◆ Aim
Reproduce every entry exactly.

──────── Data provided ────────

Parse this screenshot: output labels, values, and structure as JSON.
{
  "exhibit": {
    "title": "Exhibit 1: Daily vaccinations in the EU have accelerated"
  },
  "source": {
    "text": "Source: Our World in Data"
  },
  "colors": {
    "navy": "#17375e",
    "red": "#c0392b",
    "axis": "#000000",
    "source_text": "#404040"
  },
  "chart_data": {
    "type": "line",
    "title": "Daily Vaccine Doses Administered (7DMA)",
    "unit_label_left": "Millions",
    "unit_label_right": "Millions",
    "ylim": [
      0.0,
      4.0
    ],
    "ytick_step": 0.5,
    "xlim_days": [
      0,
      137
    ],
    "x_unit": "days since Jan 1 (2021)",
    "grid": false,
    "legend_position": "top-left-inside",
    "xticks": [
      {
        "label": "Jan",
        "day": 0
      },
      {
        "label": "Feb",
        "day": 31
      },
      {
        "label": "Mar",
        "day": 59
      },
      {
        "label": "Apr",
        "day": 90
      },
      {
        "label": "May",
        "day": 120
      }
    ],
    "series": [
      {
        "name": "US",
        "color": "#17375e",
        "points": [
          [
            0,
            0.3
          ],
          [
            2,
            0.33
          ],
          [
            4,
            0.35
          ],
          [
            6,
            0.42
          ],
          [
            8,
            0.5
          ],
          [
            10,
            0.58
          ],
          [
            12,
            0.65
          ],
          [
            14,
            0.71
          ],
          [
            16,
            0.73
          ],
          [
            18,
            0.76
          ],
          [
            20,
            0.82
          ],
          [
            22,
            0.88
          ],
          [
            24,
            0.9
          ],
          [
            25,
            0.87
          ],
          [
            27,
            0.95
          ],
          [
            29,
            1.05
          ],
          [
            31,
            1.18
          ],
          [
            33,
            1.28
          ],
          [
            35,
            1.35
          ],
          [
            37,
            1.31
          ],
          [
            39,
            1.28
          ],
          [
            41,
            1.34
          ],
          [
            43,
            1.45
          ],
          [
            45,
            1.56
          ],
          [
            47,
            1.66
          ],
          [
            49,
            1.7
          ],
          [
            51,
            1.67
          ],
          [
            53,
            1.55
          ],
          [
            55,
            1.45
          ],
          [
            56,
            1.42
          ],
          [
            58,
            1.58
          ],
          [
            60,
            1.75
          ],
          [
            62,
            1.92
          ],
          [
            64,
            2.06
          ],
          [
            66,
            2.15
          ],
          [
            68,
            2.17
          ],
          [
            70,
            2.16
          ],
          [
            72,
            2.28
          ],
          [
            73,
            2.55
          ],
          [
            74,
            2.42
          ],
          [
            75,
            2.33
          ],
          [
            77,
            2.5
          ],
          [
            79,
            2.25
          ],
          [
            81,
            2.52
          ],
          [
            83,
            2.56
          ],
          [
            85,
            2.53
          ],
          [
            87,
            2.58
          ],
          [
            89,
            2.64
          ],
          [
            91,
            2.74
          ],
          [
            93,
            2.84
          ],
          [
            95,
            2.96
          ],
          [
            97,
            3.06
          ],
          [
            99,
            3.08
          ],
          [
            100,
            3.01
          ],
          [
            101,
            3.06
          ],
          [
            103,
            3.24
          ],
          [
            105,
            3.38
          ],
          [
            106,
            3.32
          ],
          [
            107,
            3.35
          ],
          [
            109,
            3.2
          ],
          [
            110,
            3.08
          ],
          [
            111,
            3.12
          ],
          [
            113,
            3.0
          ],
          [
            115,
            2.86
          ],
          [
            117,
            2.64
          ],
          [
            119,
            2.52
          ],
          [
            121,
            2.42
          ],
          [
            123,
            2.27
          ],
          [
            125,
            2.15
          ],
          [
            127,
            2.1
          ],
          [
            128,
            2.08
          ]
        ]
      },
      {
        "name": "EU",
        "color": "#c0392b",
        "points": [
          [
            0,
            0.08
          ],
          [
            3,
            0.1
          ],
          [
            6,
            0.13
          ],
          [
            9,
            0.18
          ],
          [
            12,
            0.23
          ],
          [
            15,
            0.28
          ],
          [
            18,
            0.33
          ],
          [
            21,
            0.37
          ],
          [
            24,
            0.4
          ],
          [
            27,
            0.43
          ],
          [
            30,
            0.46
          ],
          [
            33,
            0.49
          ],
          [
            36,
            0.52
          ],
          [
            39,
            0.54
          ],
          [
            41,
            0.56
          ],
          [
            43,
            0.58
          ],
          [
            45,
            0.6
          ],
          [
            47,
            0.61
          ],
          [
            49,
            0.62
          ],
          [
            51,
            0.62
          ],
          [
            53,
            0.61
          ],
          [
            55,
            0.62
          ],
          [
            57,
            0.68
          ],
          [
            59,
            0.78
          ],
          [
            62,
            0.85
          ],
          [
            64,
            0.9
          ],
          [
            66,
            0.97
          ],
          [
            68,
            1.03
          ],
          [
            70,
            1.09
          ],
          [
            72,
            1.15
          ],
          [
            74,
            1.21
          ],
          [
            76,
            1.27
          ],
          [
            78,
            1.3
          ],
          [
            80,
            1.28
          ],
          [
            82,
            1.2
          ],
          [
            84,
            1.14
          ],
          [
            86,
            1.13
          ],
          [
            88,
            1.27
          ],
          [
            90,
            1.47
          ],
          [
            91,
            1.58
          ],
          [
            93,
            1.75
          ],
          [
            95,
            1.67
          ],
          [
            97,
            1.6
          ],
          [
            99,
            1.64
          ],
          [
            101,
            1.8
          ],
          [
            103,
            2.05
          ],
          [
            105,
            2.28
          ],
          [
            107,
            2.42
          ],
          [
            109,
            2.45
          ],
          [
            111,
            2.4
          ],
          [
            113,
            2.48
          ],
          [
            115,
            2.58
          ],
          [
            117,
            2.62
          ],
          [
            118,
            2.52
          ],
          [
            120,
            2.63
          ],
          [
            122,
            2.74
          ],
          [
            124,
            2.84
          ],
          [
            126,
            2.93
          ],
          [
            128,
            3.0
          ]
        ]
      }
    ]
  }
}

────────

◆ Answer to the exercise
Parse this screenshot: output labels, values, and structure as JSON.
{
  "exhibit": {
    "title": "Exhibit 1: Daily vaccinations in the EU have accelerated"
  },
  "source": {
    "text": "Source: Our World in Data"
  },
  "colors": {
    "navy": "#17375e",
    "red": "#c0392b",
    "axis": "#000000",
    "source_text": "#404040"
  },
  "chart_data": {
    "type": "line",
    "title": "Daily Vaccine Doses Administered (7DMA)",
    "unit_label_left": "Millions",
    "unit_label_right": "Millions",
    "ylim": [
      0.0,
      4.0
    ],
    "ytick_step": 0.5,
    "xlim_days": [
      0,
      137
    ],
    "x_unit": "days since Jan 1 (2021)",
    "grid": false,
    "legend_position": "top-left-inside",
    "xticks": [
      {
        "label": "Jan",
        "day": 0
      },
      {
        "label": "Feb",
        "day": 31
      },
      {
        "label": "Mar",
        "day": 59
      },
      {
        "label": "Apr",
        "day": 90
      },
      {
        "label": "May",
        "day": 120
      }
    ],
    "series": [
      {
        "name": "US",
        "color": "#17375e",
        "points": [
          [
            0,
            0.3
          ],
          [
            2,
            0.33
          ],
          [
            4,
            0.35
          ],
          [
            6,
            0.42
          ],
          [
            8,
            0.5
          ],
          [
            10,
            0.58
          ],
          [
            12,
            0.65
          ],
          [
            14,
            0.71
          ],
          [
            16,
            0.73
          ],
          [
            18,
            0.76
          ],
          [
            20,
            0.82
          ],
          [
            22,
            0.88
          ],
          [
            24,
            0.9
          ],
          [
            25,
            0.87
          ],
          [
            27,
            0.95
          ],
          [
            29,
            1.05
          ],
          [
            31,
            1.18
          ],
          [
            33,
            1.28
          ],
          [
            35,
            1.35
          ],
          [
            37,
            1.31
          ],
          [
            39,
            1.28
          ],
          [
            41,
            1.34
          ],
          [
            43,
            1.45
          ],
          [
            45,
            1.56
          ],
          [
            47,
            1.66
          ],
          [
            49,
            1.7
          ],
          [
            51,
            1.67
          ],
          [
            53,
            1.55
          ],
          [
            55,
            1.45
          ],
          [
            56,
            1.42
          ],
          [
            58,
            1.58
          ],
          [
            60,
            1.75
          ],
          [
            62,
            1.92
          ],
          [
            64,
            2.06
          ],
          [
            66,
            2.15
          ],
          [
            68,
            2.17
          ],
          [
            70,
            2.16
          ],
          [
            72,
            2.28
          ],
          [
            73,
            2.55
          ],
          [
            74,
            2.42
          ],
          [
            75,
            2.33
          ],
          [
            77,
            2.5
          ],
          [
            79,
            2.25
          ],
          [
            81,
            2.52
          ],
          [
            83,
            2.56
          ],
          [
            85,
            2.53
          ],
          [
            87,
            2.58
          ],
          [
            89,
            2.64
          ],
          [
            91,
            2.74
          ],
          [
            93,
            2.84
          ],
          [
            95,
            2.96
          ],
          [
            97,
            3.06
          ],
          [
            99,
            3.08
          ],
          [
            100,
            3.01
          ],
          [
            101,
            3.06
          ],
          [
            103,
            3.24
          ],
          [
            105,
            3.38
          ],
          [
            106,
            3.32
          ],
          [
            107,
            3.35
          ],
          [
            109,
            3.2
          ],
          [
            110,
            3.08
          ],
          [
            111,
            3.12
          ],
          [
            113,
            3.0
          ],
          [
            115,
            2.86
          ],
          [
            117,
            2.64
          ],
          [
            119,
            2.52
          ],
          [
            121,
            2.42
          ],
          [
            123,
            2.27
          ],
          [
            125,
            2.15
          ],
          [
            127,
            2.1
          ],
          [
            128,
            2.08
          ]
        ]
      },
      {
        "name": "EU",
        "color": "#c0392b",
        "points": [
          [
            0,
            0.08
          ],
          [
            3,
            0.1
          ],
          [
            6,
            0.13
          ],
          [
            9,
            0.18
          ],
          [
            12,
            0.23
          ],
          [
            15,
            0.28
          ],
          [
            18,
            0.33
          ],
          [
            21,
            0.37
          ],
          [
            24,
            0.4
          ],
          [
            27,
            0.43
          ],
          [
            30,
            0.46
          ],
          [
            33,
            0.49
          ],
          [
            36,
            0.52
          ],
          [
            39,
            0.54
          ],
          [
            41,
            0.56
          ],
          [
            43,
            0.58
          ],
          [
            45,
            0.6
          ],
          [
            47,
            0.61
          ],
          [
            49,
            0.62
          ],
          [
            51,
            0.62
          ],
          [
            53,
            0.61
          ],
          [
            55,
            0.62
          ],
          [
            57,
            0.68
          ],
          [
            59,
            0.78
          ],
          [
            62,
            0.85
          ],
          [
            64,
            0.9
          ],
          [
            66,
            0.97
          ],
          [
            68,
            1.03
          ],
          [
            70,
            1.09
          ],
          [
            72,
            1.15
          ],
          [
            74,
            1.21
          ],
          [
            76,
            1.27
          ],
          [
            78,
            1.3
          ],
          [
            80,
            1.28
          ],
          [
            82,
            1.2
          ],
          [
            84,
            1.14
          ],
          [
            86,
            1.13
          ],
          [
            88,
            1.27
          ],
          [
            90,
            1.47
          ],
          [
            91,
            1.58
          ],
          [
            93,
            1.75
          ],
          [
            95,
            1.67
          ],
          [
            97,
            1.6
          ],
          [
            99,
            1.64
          ],
          [
            101,
            1.8
          ],
          [
            103,
            2.05
          ],
          [
            105,
            2.28
          ],
          [
            107,
            2.42
          ],
          [
            109,
            2.45
          ],
          [
            111,
            2.4
          ],
          [
            113,
            2.48
          ],
          [
            115,
            2.58
          ],
          [
            117,
            2.62
          ],
          [
            118,
            2.52
          ],
          [
            120,
            2.63
          ],
          [
            122,
            2.74
          ],
          [
            124,
            2.84
          ],
          [
            126,
            2.93
          ],
          [
            128,
            3.0
          ]
        ]
      }
    ]
  }
}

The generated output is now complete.